GIVEN REQUEST: Find the lines with the string "into" and return them.

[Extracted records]
╭──
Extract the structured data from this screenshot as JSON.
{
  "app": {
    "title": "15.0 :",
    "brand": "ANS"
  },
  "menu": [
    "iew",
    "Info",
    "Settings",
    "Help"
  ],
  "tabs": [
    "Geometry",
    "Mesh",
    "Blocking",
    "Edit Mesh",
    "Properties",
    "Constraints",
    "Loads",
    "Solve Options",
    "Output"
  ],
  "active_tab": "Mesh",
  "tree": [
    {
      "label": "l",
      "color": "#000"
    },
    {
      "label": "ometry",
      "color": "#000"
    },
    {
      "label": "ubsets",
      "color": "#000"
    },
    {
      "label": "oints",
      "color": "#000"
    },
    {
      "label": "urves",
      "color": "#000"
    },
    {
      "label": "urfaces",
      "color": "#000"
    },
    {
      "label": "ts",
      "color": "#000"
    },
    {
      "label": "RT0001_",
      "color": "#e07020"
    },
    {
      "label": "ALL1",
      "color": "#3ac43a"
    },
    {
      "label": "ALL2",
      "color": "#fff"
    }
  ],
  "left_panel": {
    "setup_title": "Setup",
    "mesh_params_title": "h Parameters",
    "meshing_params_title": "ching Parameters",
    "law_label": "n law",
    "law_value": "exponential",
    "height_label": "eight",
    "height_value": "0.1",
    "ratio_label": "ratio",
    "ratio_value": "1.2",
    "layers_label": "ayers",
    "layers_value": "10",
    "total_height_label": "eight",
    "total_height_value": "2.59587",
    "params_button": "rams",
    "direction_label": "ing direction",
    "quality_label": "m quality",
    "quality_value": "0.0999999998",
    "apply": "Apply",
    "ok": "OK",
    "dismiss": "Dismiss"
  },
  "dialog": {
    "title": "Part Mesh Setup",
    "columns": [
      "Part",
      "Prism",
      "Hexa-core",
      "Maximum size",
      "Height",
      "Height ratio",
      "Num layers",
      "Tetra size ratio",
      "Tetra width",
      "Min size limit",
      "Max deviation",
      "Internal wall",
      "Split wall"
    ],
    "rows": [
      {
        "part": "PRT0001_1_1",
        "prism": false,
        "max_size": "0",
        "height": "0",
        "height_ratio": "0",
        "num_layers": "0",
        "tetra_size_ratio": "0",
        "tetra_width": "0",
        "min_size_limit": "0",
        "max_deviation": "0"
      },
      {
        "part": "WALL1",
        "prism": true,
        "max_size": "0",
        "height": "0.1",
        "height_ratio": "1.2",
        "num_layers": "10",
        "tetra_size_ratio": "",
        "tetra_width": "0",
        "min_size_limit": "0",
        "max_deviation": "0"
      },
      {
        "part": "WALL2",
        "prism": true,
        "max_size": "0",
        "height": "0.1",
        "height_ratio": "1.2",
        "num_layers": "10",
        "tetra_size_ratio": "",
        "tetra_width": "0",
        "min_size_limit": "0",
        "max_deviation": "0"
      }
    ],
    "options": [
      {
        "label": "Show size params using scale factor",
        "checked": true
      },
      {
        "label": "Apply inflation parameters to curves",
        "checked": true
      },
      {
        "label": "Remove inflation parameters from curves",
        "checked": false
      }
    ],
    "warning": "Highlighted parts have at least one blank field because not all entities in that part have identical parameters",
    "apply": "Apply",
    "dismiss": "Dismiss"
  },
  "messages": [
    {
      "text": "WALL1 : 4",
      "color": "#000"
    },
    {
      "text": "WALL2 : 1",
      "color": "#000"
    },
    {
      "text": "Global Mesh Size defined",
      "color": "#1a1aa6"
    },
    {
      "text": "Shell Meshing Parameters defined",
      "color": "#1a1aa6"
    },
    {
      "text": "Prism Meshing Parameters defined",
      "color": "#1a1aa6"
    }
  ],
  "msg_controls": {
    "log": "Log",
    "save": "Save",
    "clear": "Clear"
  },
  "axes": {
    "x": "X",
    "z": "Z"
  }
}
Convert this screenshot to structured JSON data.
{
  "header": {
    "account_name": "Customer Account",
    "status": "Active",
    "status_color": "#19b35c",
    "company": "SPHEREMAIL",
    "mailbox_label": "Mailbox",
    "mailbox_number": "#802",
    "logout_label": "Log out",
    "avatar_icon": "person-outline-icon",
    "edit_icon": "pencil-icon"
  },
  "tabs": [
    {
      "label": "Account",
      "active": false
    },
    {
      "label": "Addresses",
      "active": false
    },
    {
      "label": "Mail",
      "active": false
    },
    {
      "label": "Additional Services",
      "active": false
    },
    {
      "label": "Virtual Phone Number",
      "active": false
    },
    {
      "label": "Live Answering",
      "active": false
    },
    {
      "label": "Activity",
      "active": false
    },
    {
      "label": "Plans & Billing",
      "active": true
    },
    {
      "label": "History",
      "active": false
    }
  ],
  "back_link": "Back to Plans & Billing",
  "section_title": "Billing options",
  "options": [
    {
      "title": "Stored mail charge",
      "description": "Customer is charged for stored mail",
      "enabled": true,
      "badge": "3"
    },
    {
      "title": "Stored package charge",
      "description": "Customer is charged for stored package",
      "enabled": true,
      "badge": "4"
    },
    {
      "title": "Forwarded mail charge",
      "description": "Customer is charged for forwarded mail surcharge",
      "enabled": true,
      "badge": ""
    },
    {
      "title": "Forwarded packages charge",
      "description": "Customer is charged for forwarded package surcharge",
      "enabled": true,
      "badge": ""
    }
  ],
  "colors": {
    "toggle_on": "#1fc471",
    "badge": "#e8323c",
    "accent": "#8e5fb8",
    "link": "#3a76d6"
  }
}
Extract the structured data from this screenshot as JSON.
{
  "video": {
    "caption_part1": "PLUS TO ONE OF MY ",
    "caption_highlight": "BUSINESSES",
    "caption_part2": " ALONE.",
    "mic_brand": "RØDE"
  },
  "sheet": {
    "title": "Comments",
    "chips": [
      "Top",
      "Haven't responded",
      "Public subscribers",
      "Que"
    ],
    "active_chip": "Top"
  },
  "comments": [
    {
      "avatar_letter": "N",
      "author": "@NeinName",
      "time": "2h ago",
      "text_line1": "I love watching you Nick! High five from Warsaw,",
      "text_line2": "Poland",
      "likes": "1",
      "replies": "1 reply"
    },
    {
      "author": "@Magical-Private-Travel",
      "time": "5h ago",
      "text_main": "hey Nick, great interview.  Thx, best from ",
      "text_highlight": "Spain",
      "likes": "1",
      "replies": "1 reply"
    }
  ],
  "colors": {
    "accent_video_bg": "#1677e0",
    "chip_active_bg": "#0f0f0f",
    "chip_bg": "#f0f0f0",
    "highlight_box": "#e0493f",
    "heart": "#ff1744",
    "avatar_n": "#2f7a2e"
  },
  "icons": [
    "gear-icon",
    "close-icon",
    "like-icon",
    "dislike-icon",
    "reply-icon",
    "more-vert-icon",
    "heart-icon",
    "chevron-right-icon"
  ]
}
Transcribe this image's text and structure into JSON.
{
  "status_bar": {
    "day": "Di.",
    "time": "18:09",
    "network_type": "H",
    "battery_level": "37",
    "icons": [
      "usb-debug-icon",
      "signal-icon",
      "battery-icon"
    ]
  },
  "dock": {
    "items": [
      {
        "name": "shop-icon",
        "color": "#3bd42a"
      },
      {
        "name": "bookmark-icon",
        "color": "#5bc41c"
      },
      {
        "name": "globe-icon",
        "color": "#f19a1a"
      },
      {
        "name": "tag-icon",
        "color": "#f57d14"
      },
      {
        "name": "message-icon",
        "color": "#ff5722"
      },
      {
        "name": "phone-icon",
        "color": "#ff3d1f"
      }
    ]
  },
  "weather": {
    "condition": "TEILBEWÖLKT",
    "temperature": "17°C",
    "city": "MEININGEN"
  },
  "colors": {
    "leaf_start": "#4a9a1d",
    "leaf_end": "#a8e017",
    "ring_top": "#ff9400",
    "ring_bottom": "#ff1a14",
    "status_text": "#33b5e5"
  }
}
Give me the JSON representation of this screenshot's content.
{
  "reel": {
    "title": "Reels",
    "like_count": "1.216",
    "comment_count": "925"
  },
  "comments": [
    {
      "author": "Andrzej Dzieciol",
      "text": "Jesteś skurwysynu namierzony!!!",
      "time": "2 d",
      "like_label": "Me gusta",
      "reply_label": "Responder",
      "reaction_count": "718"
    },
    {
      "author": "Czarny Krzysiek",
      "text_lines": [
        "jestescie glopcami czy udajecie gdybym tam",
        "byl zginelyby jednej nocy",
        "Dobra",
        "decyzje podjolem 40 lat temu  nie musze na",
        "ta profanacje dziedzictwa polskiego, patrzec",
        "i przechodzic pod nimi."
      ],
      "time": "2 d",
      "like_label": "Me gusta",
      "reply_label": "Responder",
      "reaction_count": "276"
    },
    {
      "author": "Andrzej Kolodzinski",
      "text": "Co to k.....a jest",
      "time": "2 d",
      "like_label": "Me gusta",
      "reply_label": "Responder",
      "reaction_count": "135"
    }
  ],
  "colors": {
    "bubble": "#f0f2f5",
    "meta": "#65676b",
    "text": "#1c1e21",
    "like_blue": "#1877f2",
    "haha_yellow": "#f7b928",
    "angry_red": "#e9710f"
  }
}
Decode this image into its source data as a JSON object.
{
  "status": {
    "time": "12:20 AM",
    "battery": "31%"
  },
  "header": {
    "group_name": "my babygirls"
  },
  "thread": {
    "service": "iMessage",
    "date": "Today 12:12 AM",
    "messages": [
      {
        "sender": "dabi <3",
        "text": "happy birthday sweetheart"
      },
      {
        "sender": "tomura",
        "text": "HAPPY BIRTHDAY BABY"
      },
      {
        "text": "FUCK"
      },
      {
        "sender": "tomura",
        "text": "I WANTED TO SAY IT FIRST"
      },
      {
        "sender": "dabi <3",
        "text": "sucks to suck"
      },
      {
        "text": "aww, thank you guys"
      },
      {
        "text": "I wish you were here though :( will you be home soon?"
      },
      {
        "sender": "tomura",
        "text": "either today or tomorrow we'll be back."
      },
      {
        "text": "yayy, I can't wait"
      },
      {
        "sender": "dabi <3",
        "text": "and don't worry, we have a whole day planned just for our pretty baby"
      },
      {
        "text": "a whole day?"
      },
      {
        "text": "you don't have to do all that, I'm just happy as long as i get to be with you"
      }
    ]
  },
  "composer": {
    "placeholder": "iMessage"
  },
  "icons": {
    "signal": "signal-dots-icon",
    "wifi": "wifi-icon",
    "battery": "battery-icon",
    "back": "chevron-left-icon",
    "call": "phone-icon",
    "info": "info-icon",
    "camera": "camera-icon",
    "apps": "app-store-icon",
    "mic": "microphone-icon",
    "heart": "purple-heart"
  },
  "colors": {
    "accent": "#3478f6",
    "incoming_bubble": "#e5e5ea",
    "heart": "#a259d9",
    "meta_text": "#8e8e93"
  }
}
╰──
TASK ANSWER:
Transcribe this image's text and structure into JSON.
Decode this image into its source data as a JSON object.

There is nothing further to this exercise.